The problem
Transcribe all of the records word for word, but omit the pictures.

Data section
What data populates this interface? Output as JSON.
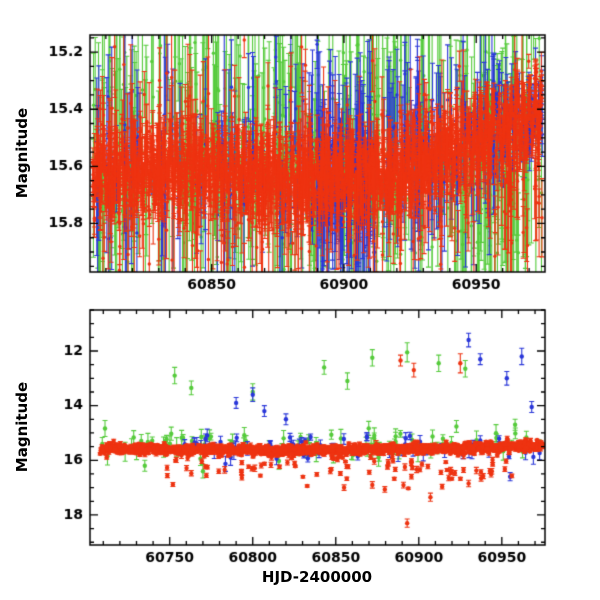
{
  "figure": {
    "background": "#ffffff",
    "frame_color": "#000000",
    "tick_label_color": "#000000"
  },
  "colors": {
    "red": "#ee3311",
    "green": "#55cb3b",
    "blue": "#2936d9"
  },
  "labels": {
    "top_ylabel": "Magnitude",
    "bottom_ylabel": "Magnitude",
    "bottom_xlabel": "HJD-2400000"
  },
  "chart_data": [
    {
      "id": "top-panel",
      "type": "scatter",
      "title": "",
      "xlabel": "",
      "ylabel": "Magnitude",
      "y_axis_inverted_magnitude": true,
      "x_range": [
        60804,
        60976
      ],
      "y_range": [
        15.14,
        15.97
      ],
      "x_major_ticks": [
        60850,
        60900,
        60950
      ],
      "x_tick_labels": [
        "60850",
        "60900",
        "60950"
      ],
      "x_minor_step": 10,
      "y_major_ticks": [
        15.2,
        15.4,
        15.6,
        15.8
      ],
      "y_tick_labels": [
        "15.2",
        "15.4",
        "15.6",
        "15.8"
      ],
      "y_minor_step": 0.05,
      "description": "Dense three-color photometry with error bars; red band oscillating around mag 15.55-15.7, brightening toward mag 15.4 after HJD 60930; green and blue points with large error bars scattered over 15.2-15.9",
      "series": [
        {
          "name": "green",
          "color": "green",
          "seed": 11,
          "radius": 1.7,
          "clusters": [
            {
              "n": 430,
              "x_min": 60805,
              "x_max": 60975,
              "mag_mean": 15.56,
              "mag_sd": 0.2,
              "err_min": 0.12,
              "err_max": 0.5
            }
          ]
        },
        {
          "name": "blue",
          "color": "blue",
          "seed": 22,
          "radius": 1.7,
          "clusters": [
            {
              "n": 90,
              "x_min": 60806,
              "x_max": 60890,
              "mag_mean": 15.6,
              "mag_sd": 0.15,
              "err_min": 0.08,
              "err_max": 0.4
            },
            {
              "n": 130,
              "x_min": 60890,
              "x_max": 60912,
              "mag_mean": 15.66,
              "mag_sd": 0.09,
              "err_min": 0.05,
              "err_max": 0.35
            },
            {
              "n": 90,
              "x_min": 60915,
              "x_max": 60958,
              "mag_mean": 15.55,
              "mag_sd": 0.12,
              "err_min": 0.06,
              "err_max": 0.3
            },
            {
              "n": 70,
              "x_min": 60956,
              "x_max": 60975,
              "mag_mean": 15.42,
              "mag_sd": 0.06,
              "err_min": 0.04,
              "err_max": 0.15
            }
          ]
        },
        {
          "name": "red",
          "color": "red",
          "seed": 33,
          "radius": 1.7,
          "clusters": [
            {
              "n": 2600,
              "x_min": 60805,
              "x_max": 60975,
              "trend": [
                [
                  60805,
                  15.63
                ],
                [
                  60840,
                  15.6
                ],
                [
                  60875,
                  15.64
                ],
                [
                  60912,
                  15.63
                ],
                [
                  60938,
                  15.56
                ],
                [
                  60958,
                  15.48
                ],
                [
                  60975,
                  15.41
                ]
              ],
              "osc_amp": 0.085,
              "osc_period": 2.3,
              "mag_sd": 0.045,
              "err_min": 0.01,
              "err_max": 0.07
            },
            {
              "n": 420,
              "x_min": 60805,
              "x_max": 60975,
              "mag_mean": 15.66,
              "mag_sd": 0.17,
              "err_min": 0.04,
              "err_max": 0.22
            }
          ]
        }
      ]
    },
    {
      "id": "bottom-panel",
      "type": "scatter",
      "title": "",
      "xlabel": "HJD-2400000",
      "ylabel": "Magnitude",
      "y_axis_inverted_magnitude": true,
      "x_range": [
        60702,
        60976
      ],
      "y_range": [
        10.5,
        19.1
      ],
      "x_major_ticks": [
        60750,
        60800,
        60850,
        60900,
        60950
      ],
      "x_tick_labels": [
        "60750",
        "60800",
        "60850",
        "60900",
        "60950"
      ],
      "x_minor_step": 10,
      "y_major_ticks": [
        12,
        14,
        16,
        18
      ],
      "y_tick_labels": [
        "12",
        "14",
        "16",
        "18"
      ],
      "y_minor_step": 0.5,
      "description": "Full-range light curve; tight red band near mag 15.5-15.8 with faint red excursions to mag 18.3 and bright red points near mag 12.4; scattered green outbursts at mag 12-13.5 and blue outbursts at mag 11.6-14",
      "series": [
        {
          "name": "green",
          "color": "green",
          "seed": 44,
          "radius": 2.2,
          "clusters": [
            {
              "n": 90,
              "x_min": 60708,
              "x_max": 60975,
              "mag_mean": 15.45,
              "mag_sd": 0.28,
              "err_min": 0.1,
              "err_max": 0.35
            },
            {
              "points": [
                [
                  60753,
                  12.9,
                  0.3
                ],
                [
                  60763,
                  13.35,
                  0.25
                ],
                [
                  60800,
                  13.5,
                  0.3
                ],
                [
                  60843,
                  12.6,
                  0.25
                ],
                [
                  60857,
                  13.1,
                  0.3
                ],
                [
                  60872,
                  12.25,
                  0.3
                ],
                [
                  60893,
                  12.05,
                  0.35
                ],
                [
                  60912,
                  12.45,
                  0.3
                ],
                [
                  60928,
                  12.65,
                  0.3
                ],
                [
                  60958,
                  14.7,
                  0.2
                ],
                [
                  60735,
                  16.2,
                  0.2
                ],
                [
                  60770,
                  16.4,
                  0.25
                ]
              ]
            }
          ]
        },
        {
          "name": "blue",
          "color": "blue",
          "seed": 55,
          "radius": 2.2,
          "clusters": [
            {
              "n": 70,
              "x_min": 60758,
              "x_max": 60975,
              "mag_mean": 15.5,
              "mag_sd": 0.22,
              "err_min": 0.08,
              "err_max": 0.3
            },
            {
              "points": [
                [
                  60790,
                  13.9,
                  0.2
                ],
                [
                  60800,
                  13.6,
                  0.25
                ],
                [
                  60807,
                  14.2,
                  0.2
                ],
                [
                  60820,
                  14.5,
                  0.2
                ],
                [
                  60930,
                  11.6,
                  0.25
                ],
                [
                  60937,
                  12.3,
                  0.2
                ],
                [
                  60953,
                  13.0,
                  0.25
                ],
                [
                  60962,
                  12.2,
                  0.3
                ],
                [
                  60968,
                  14.05,
                  0.2
                ],
                [
                  60955,
                  16.6,
                  0.15
                ]
              ]
            }
          ]
        },
        {
          "name": "red",
          "color": "red",
          "seed": 66,
          "radius": 2.2,
          "clusters": [
            {
              "n": 1700,
              "x_min": 60708,
              "x_max": 60975,
              "trend": [
                [
                  60708,
                  15.58
                ],
                [
                  60760,
                  15.6
                ],
                [
                  60860,
                  15.62
                ],
                [
                  60930,
                  15.56
                ],
                [
                  60975,
                  15.45
                ]
              ],
              "mag_sd": 0.09,
              "err_min": 0.02,
              "err_max": 0.08
            },
            {
              "n": 110,
              "x_min": 60740,
              "x_max": 60960,
              "mag_mean": 16.15,
              "mag_sd": 0.35,
              "err_min": 0.04,
              "err_max": 0.12
            },
            {
              "points": [
                [
                  60889,
                  12.35,
                  0.2
                ],
                [
                  60897,
                  12.7,
                  0.25
                ],
                [
                  60925,
                  12.45,
                  0.35
                ],
                [
                  60893,
                  18.3,
                  0.15
                ],
                [
                  60855,
                  17.0,
                  0.1
                ],
                [
                  60872,
                  16.9,
                  0.12
                ],
                [
                  60907,
                  17.35,
                  0.15
                ],
                [
                  60918,
                  16.65,
                  0.1
                ],
                [
                  60930,
                  16.85,
                  0.12
                ],
                [
                  60944,
                  16.4,
                  0.1
                ]
              ]
            }
          ]
        }
      ]
    }
  ]
}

Worked solution
What data populates this interface? Output as JSON.
{
  "figure": {
    "background": "#ffffff",
    "frame_color": "#000000",
    "tick_label_color": "#000000"
  },
  "colors": {
    "red": "#ee3311",
    "green": "#55cb3b",
    "blue": "#2936d9"
  },
  "labels": {
    "top_ylabel": "Magnitude",
    "bottom_ylabel": "Magnitude",
    "bottom_xlabel": "HJD-2400000"
  },
  "chart_data": [
    {
      "id": "top-panel",
      "type": "scatter",
      "title": "",
      "xlabel": "",
      "ylabel": "Magnitude",
      "y_axis_inverted_magnitude": true,
      "x_range": [
        60804,
        60976
      ],
      "y_range": [
        15.14,
        15.97
      ],
      "x_major_ticks": [
        60850,
        60900,
        60950
      ],
      "x_tick_labels": [
        "60850",
        "60900",
        "60950"
      ],
      "x_minor_step": 10,
      "y_major_ticks": [
        15.2,
        15.4,
        15.6,
        15.8
      ],
      "y_tick_labels": [
        "15.2",
        "15.4",
        "15.6",
        "15.8"
      ],
      "y_minor_step": 0.05,
      "description": "Dense three-color photometry with error bars; red band oscillating around mag 15.55-15.7, brightening toward mag 15.4 after HJD 60930; green and blue points with large error bars scattered over 15.2-15.9",
      "series": [
        {
          "name": "green",
          "color": "green",
          "seed": 11,
          "radius": 1.7,
          "clusters": [
            {
              "n": 430,
              "x_min": 60805,
              "x_max": 60975,
              "mag_mean": 15.56,
              "mag_sd": 0.2,
              "err_min": 0.12,
              "err_max": 0.5
            }
          ]
        },
        {
          "name": "blue",
          "color": "blue",
          "seed": 22,
          "radius": 1.7,
          "clusters": [
            {
              "n": 90,
              "x_min": 60806,
              "x_max": 60890,
              "mag_mean": 15.6,
              "mag_sd": 0.15,
              "err_min": 0.08,
              "err_max": 0.4
            },
            {
              "n": 130,
              "x_min": 60890,
              "x_max": 60912,
              "mag_mean": 15.66,
              "mag_sd": 0.09,
              "err_min": 0.05,
              "err_max": 0.35
            },
            {
              "n": 90,
              "x_min": 60915,
              "x_max": 60958,
              "mag_mean": 15.55,
              "mag_sd": 0.12,
              "err_min": 0.06,
              "err_max": 0.3
            },
            {
              "n": 70,
              "x_min": 60956,
              "x_max": 60975,
              "mag_mean": 15.42,
              "mag_sd": 0.06,
              "err_min": 0.04,
              "err_max": 0.15
            }
          ]
        },
        {
          "name": "red",
          "color": "red",
          "seed": 33,
          "radius": 1.7,
          "clusters": [
            {
              "n": 2600,
              "x_min": 60805,
              "x_max": 60975,
              "trend": [
                [
                  60805,
                  15.63
                ],
                [
                  60840,
                  15.6
                ],
                [
                  60875,
                  15.64
                ],
                [
                  60912,
                  15.63
                ],
                [
                  60938,
                  15.56
                ],
                [
                  60958,
                  15.48
                ],
                [
                  60975,
                  15.41
                ]
              ],
              "osc_amp": 0.085,
              "osc_period": 2.3,
              "mag_sd": 0.045,
              "err_min": 0.01,
              "err_max": 0.07
            },
            {
              "n": 420,
              "x_min": 60805,
              "x_max": 60975,
              "mag_mean": 15.66,
              "mag_sd": 0.17,
              "err_min": 0.04,
              "err_max": 0.22
            }
          ]
        }
      ]
    },
    {
      "id": "bottom-panel",
      "type": "scatter",
      "title": "",
      "xlabel": "HJD-2400000",
      "ylabel": "Magnitude",
      "y_axis_inverted_magnitude": true,
      "x_range": [
        60702,
        60976
      ],
      "y_range": [
        10.5,
        19.1
      ],
      "x_major_ticks": [
        60750,
        60800,
        60850,
        60900,
        60950
      ],
      "x_tick_labels": [
        "60750",
        "60800",
        "60850",
        "60900",
        "60950"
      ],
      "x_minor_step": 10,
      "y_major_ticks": [
        12,
        14,
        16,
        18
      ],
      "y_tick_labels": [
        "12",
        "14",
        "16",
        "18"
      ],
      "y_minor_step": 0.5,
      "description": "Full-range light curve; tight red band near mag 15.5-15.8 with faint red excursions to mag 18.3 and bright red points near mag 12.4; scattered green outbursts at mag 12-13.5 and blue outbursts at mag 11.6-14",
      "series": [
        {
          "name": "green",
          "color": "green",
          "seed": 44,
          "radius": 2.2,
          "clusters": [
            {
              "n": 90,
              "x_min": 60708,
              "x_max": 60975,
              "mag_mean": 15.45,
              "mag_sd": 0.28,
              "err_min": 0.1,
              "err_max": 0.35
            },
            {
              "points": [
                [
                  60753,
                  12.9,
                  0.3
                ],
                [
                  60763,
                  13.35,
                  0.25
                ],
                [
                  60800,
                  13.5,
                  0.3
                ],
                [
                  60843,
                  12.6,
                  0.25
                ],
                [
                  60857,
                  13.1,
                  0.3
                ],
                [
                  60872,
                  12.25,
                  0.3
                ],
                [
                  60893,
                  12.05,
                  0.35
                ],
                [
                  60912,
                  12.45,
                  0.3
                ],
                [
                  60928,
                  12.65,
                  0.3
                ],
                [
                  60958,
                  14.7,
                  0.2
                ],
                [
                  60735,
                  16.2,
                  0.2
                ],
                [
                  60770,
                  16.4,
                  0.25
                ]
              ]
            }
          ]
        },
        {
          "name": "blue",
          "color": "blue",
          "seed": 55,
          "radius": 2.2,
          "clusters": [
            {
              "n": 70,
              "x_min": 60758,
              "x_max": 60975,
              "mag_mean": 15.5,
              "mag_sd": 0.22,
              "err_min": 0.08,
              "err_max": 0.3
            },
            {
              "points": [
                [
                  60790,
                  13.9,
                  0.2
                ],
                [
                  60800,
                  13.6,
                  0.25
                ],
                [
                  60807,
                  14.2,
                  0.2
                ],
                [
                  60820,
                  14.5,
                  0.2
                ],
                [
                  60930,
                  11.6,
                  0.25
                ],
                [
                  60937,
                  12.3,
                  0.2
                ],
                [
                  60953,
                  13.0,
                  0.25
                ],
                [
                  60962,
                  12.2,
                  0.3
                ],
                [
                  60968,
                  14.05,
                  0.2
                ],
                [
                  60955,
                  16.6,
                  0.15
                ]
              ]
            }
          ]
        },
        {
          "name": "red",
          "color": "red",
          "seed": 66,
          "radius": 2.2,
          "clusters": [
            {
              "n": 1700,
              "x_min": 60708,
              "x_max": 60975,
              "trend": [
                [
                  60708,
                  15.58
                ],
                [
                  60760,
                  15.6
                ],
                [
                  60860,
                  15.62
                ],
                [
                  60930,
                  15.56
                ],
                [
                  60975,
                  15.45
                ]
              ],
              "mag_sd": 0.09,
              "err_min": 0.02,
              "err_max": 0.08
            },
            {
              "n": 110,
              "x_min": 60740,
              "x_max": 60960,
              "mag_mean": 16.15,
              "mag_sd": 0.35,
              "err_min": 0.04,
              "err_max": 0.12
            },
            {
              "points": [
                [
                  60889,
                  12.35,
                  0.2
                ],
                [
                  60897,
                  12.7,
                  0.25
                ],
                [
                  60925,
                  12.45,
                  0.35
                ],
                [
                  60893,
                  18.3,
                  0.15
                ],
                [
                  60855,
                  17.0,
                  0.1
                ],
                [
                  60872,
                  16.9,
                  0.12
                ],
                [
                  60907,
                  17.35,
                  0.15
                ],
                [
                  60918,
                  16.65,
                  0.1
                ],
                [
                  60930,
                  16.85,
                  0.12
                ],
                [
                  60944,
                  16.4,
                  0.1
                ]
              ]
            }
          ]
        }
      ]
    }
  ]
}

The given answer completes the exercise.